## Records shown:
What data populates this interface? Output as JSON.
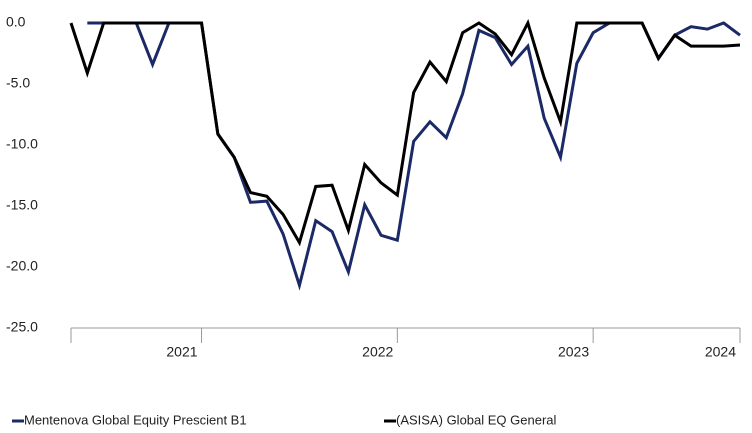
{
  "chart_data": {
    "type": "line",
    "x": [
      0,
      1,
      2,
      3,
      4,
      5,
      6,
      7,
      8,
      9,
      10,
      11,
      12,
      13,
      14,
      15,
      16,
      17,
      18,
      19,
      20,
      21,
      22,
      23,
      24,
      25,
      26,
      27,
      28,
      29,
      30,
      31,
      32,
      33,
      34,
      35,
      36,
      37,
      38,
      39,
      40,
      41
    ],
    "series": [
      {
        "name": "Mentenova Global Equity Prescient B1",
        "color": "#1b2a66",
        "values": [
          null,
          0,
          0,
          0,
          0,
          -3.4,
          0,
          0,
          0,
          -9.1,
          -11,
          -14.7,
          -14.6,
          -17.3,
          -21.5,
          -16.2,
          -17.1,
          -20.4,
          -14.9,
          -17.4,
          -17.8,
          -9.7,
          -8.1,
          -9.4,
          -5.8,
          -0.6,
          -1.2,
          -3.4,
          -1.9,
          -7.8,
          -11,
          -3.3,
          -0.8,
          0,
          0,
          0,
          -2.9,
          -1,
          -0.3,
          -0.5,
          0,
          -1
        ]
      },
      {
        "name": "(ASISA) Global EQ General",
        "color": "#000000",
        "values": [
          0,
          -4.1,
          0,
          0,
          0,
          0,
          0,
          0,
          0,
          -9.1,
          -11,
          -13.9,
          -14.2,
          -15.7,
          -18,
          -13.4,
          -13.3,
          -17,
          -11.6,
          -13.1,
          -14.1,
          -5.7,
          -3.2,
          -4.8,
          -0.8,
          0,
          -0.9,
          -2.6,
          0,
          -4.5,
          -8.1,
          0,
          0,
          0,
          0,
          0,
          -2.9,
          -1,
          -1.9,
          -1.9,
          -1.9,
          -1.8
        ]
      }
    ],
    "xlim": [
      0,
      41
    ],
    "xticks": [
      {
        "value": 8,
        "label": "2021"
      },
      {
        "value": 20,
        "label": "2022"
      },
      {
        "value": 32,
        "label": "2023"
      },
      {
        "value": 41,
        "label": "2024"
      }
    ],
    "ylim": [
      -25,
      0
    ],
    "yticks": [
      {
        "value": 0,
        "label": "0.0"
      },
      {
        "value": -5,
        "label": "-5.0"
      },
      {
        "value": -10,
        "label": "-10.0"
      },
      {
        "value": -15,
        "label": "-15.0"
      },
      {
        "value": -20,
        "label": "-20.0"
      },
      {
        "value": -25,
        "label": "-25.0"
      }
    ],
    "grid": false
  }
}
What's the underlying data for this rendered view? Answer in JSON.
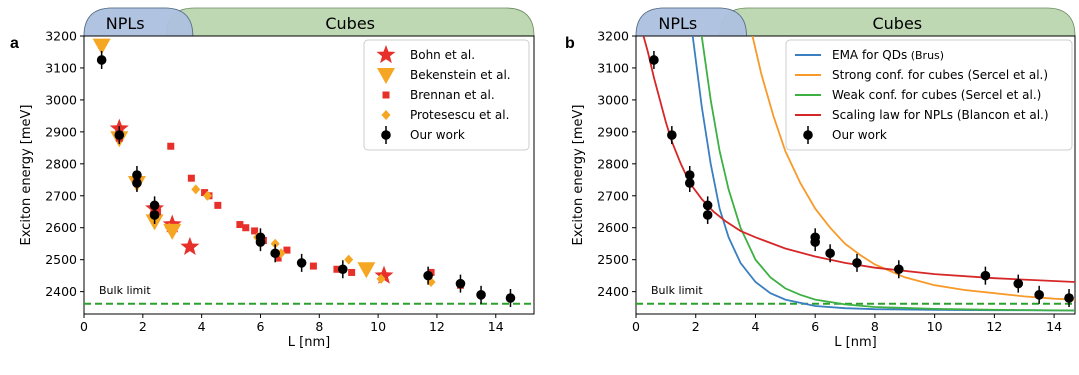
{
  "chart_data": [
    {
      "panel_label": "a",
      "type": "scatter",
      "xlabel": "L [nm]",
      "ylabel": "Exciton energy [meV]",
      "xlim": [
        0,
        15.3
      ],
      "ylim": [
        2330,
        3200
      ],
      "xticks": [
        0,
        2,
        4,
        6,
        8,
        10,
        12,
        14
      ],
      "yticks": [
        2400,
        2500,
        2600,
        2700,
        2800,
        2900,
        3000,
        3100,
        3200
      ],
      "grid": false,
      "legend_position": "top-right",
      "bands": [
        {
          "label": "NPLs",
          "color": "#c8d6f0",
          "x0": 0,
          "x1": 3.7
        },
        {
          "label": "Cubes",
          "color": "#bcd6b0",
          "x0": 2.8,
          "x1": 15.3
        }
      ],
      "reference_lines": [
        {
          "label": "Bulk limit",
          "y": 2362,
          "color": "#2ca02c",
          "style": "dashed"
        }
      ],
      "series": [
        {
          "name": "Bohn et al.",
          "marker": "star",
          "color": "#e8302a",
          "x": [
            1.2,
            2.4,
            3.0,
            3.6,
            10.2
          ],
          "y": [
            2910,
            2660,
            2610,
            2540,
            2450
          ]
        },
        {
          "name": "Bekenstein et al.",
          "marker": "triangle-down",
          "color": "#f5a623",
          "x": [
            0.6,
            1.2,
            1.8,
            2.4,
            3.0,
            9.6
          ],
          "y": [
            3170,
            2880,
            2740,
            2620,
            2590,
            2470
          ]
        },
        {
          "name": "Brennan et al.",
          "marker": "square",
          "color": "#e8302a",
          "x": [
            1.2,
            1.8,
            2.5,
            2.95,
            3.65,
            4.1,
            4.25,
            4.55,
            5.3,
            5.5,
            5.8,
            6.1,
            6.6,
            6.9,
            7.8,
            8.6,
            9.1,
            11.8,
            12.8
          ],
          "y": [
            2880,
            2760,
            2650,
            2855,
            2755,
            2710,
            2700,
            2670,
            2610,
            2600,
            2590,
            2560,
            2505,
            2530,
            2480,
            2470,
            2460,
            2460,
            2420
          ]
        },
        {
          "name": "Protesescu et al.",
          "marker": "diamond",
          "color": "#f5a623",
          "x": [
            1.2,
            1.8,
            2.4,
            2.9,
            3.8,
            4.2,
            5.9,
            6.5,
            6.7,
            9.0,
            10.1,
            11.8
          ],
          "y": [
            2890,
            2740,
            2630,
            2600,
            2720,
            2700,
            2570,
            2550,
            2520,
            2500,
            2440,
            2430
          ]
        },
        {
          "name": "Our work",
          "marker": "circle-errorbar",
          "color": "#000000",
          "x": [
            0.6,
            1.2,
            1.8,
            1.8,
            2.4,
            2.4,
            6.0,
            6.0,
            6.5,
            7.4,
            8.8,
            11.7,
            12.8,
            13.5,
            14.5
          ],
          "y": [
            3125,
            2890,
            2765,
            2740,
            2670,
            2640,
            2570,
            2555,
            2520,
            2490,
            2470,
            2450,
            2425,
            2390,
            2380
          ]
        }
      ]
    },
    {
      "panel_label": "b",
      "type": "line",
      "xlabel": "L [nm]",
      "ylabel": "Exciton energy [meV]",
      "xlim": [
        0,
        14.7
      ],
      "ylim": [
        2330,
        3200
      ],
      "xticks": [
        0,
        2,
        4,
        6,
        8,
        10,
        12,
        14
      ],
      "yticks": [
        2400,
        2500,
        2600,
        2700,
        2800,
        2900,
        3000,
        3100,
        3200
      ],
      "grid": false,
      "legend_position": "top-right",
      "bands": [
        {
          "label": "NPLs",
          "color": "#c8d6f0",
          "x0": 0,
          "x1": 3.7
        },
        {
          "label": "Cubes",
          "color": "#bcd6b0",
          "x0": 2.8,
          "x1": 14.7
        }
      ],
      "reference_lines": [
        {
          "label": "Bulk limit",
          "y": 2362,
          "color": "#2ca02c",
          "style": "dashed"
        }
      ],
      "series": [
        {
          "name": "EMA for QDs",
          "name_suffix": "(Brus)",
          "color": "#3a7fc0",
          "x": [
            1.9,
            2.2,
            2.5,
            2.8,
            3.1,
            3.5,
            4.0,
            4.5,
            5.0,
            6.0,
            7.0,
            8.0,
            10.0,
            12.0,
            14.7
          ],
          "y": [
            3200,
            2980,
            2800,
            2660,
            2570,
            2490,
            2430,
            2395,
            2375,
            2355,
            2348,
            2345,
            2343,
            2342,
            2341
          ]
        },
        {
          "name": "Strong conf. for cubes (Sercel et al.)",
          "color": "#f79a2a",
          "x": [
            3.9,
            4.2,
            4.6,
            5.0,
            5.5,
            6.0,
            6.5,
            7.0,
            7.5,
            8.0,
            9.0,
            10.0,
            11.0,
            12.0,
            13.0,
            14.0,
            14.7
          ],
          "y": [
            3200,
            3080,
            2950,
            2840,
            2740,
            2660,
            2600,
            2550,
            2515,
            2485,
            2445,
            2420,
            2405,
            2395,
            2385,
            2378,
            2375
          ]
        },
        {
          "name": "Weak conf. for cubes (Sercel et al.)",
          "color": "#3db043",
          "x": [
            2.2,
            2.5,
            2.8,
            3.1,
            3.5,
            4.0,
            4.5,
            5.0,
            5.5,
            6.0,
            7.0,
            8.0,
            10.0,
            12.0,
            14.7
          ],
          "y": [
            3200,
            3000,
            2840,
            2720,
            2600,
            2500,
            2445,
            2410,
            2390,
            2375,
            2360,
            2352,
            2346,
            2343,
            2341
          ]
        },
        {
          "name": "Scaling law for NPLs (Blancon et al.)",
          "color": "#d62728",
          "x": [
            0.25,
            0.4,
            0.6,
            0.8,
            1.0,
            1.2,
            1.5,
            1.8,
            2.2,
            2.6,
            3.0,
            3.5,
            4.0,
            5.0,
            6.0,
            7.0,
            8.0,
            10.0,
            12.0,
            14.7
          ],
          "y": [
            3200,
            3150,
            3070,
            3000,
            2930,
            2870,
            2800,
            2740,
            2690,
            2650,
            2620,
            2590,
            2570,
            2535,
            2510,
            2490,
            2475,
            2455,
            2442,
            2430
          ]
        },
        {
          "name": "Our work",
          "marker": "circle-errorbar",
          "color": "#000000",
          "x": [
            0.6,
            1.2,
            1.8,
            1.8,
            2.4,
            2.4,
            6.0,
            6.0,
            6.5,
            7.4,
            8.8,
            11.7,
            12.8,
            13.5,
            14.5
          ],
          "y": [
            3125,
            2890,
            2765,
            2740,
            2670,
            2640,
            2570,
            2555,
            2520,
            2490,
            2470,
            2450,
            2425,
            2390,
            2380
          ]
        }
      ]
    }
  ]
}
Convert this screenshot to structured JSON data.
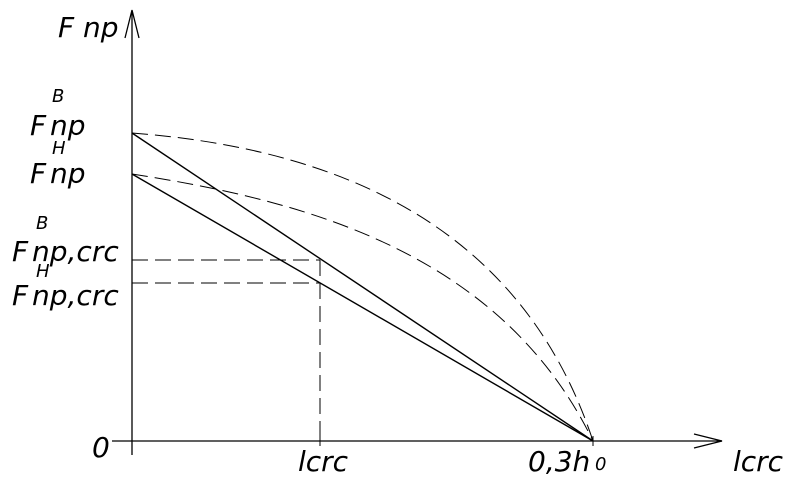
{
  "axes": {
    "y_label": "F np",
    "x_label": "lcrc",
    "origin_label": "0"
  },
  "y_ticks": {
    "f_upper_main": "F",
    "f_upper_sub": "np",
    "f_upper_sup": "B",
    "f_lower_main": "F",
    "f_lower_sub": "np",
    "f_lower_sup": "H",
    "f_crc_upper_main": "F",
    "f_crc_upper_sub": "np,crc",
    "f_crc_upper_sup": "B",
    "f_crc_lower_main": "F",
    "f_crc_lower_sub": "np,crc",
    "f_crc_lower_sup": "H"
  },
  "x_ticks": {
    "lcrc": "lcrc",
    "end": "0,3h",
    "end_sub": "0"
  },
  "curves": {
    "upper_straight": "Straight line from F np B to 0,3h0",
    "lower_straight": "Straight line from F np H to 0,3h0",
    "upper_dashed": "Dashed curve from F np B to 0,3h0",
    "lower_dashed": "Dashed curve from F np H to 0,3h0"
  }
}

## Given exercise:
Report every line in the data above in which the word "Sercel" appears.

## Solution for this problem:
          "name": "Strong conf. for cubes (Sercel et al.)",
          "name": "Weak conf. for cubes (Sercel et al.)",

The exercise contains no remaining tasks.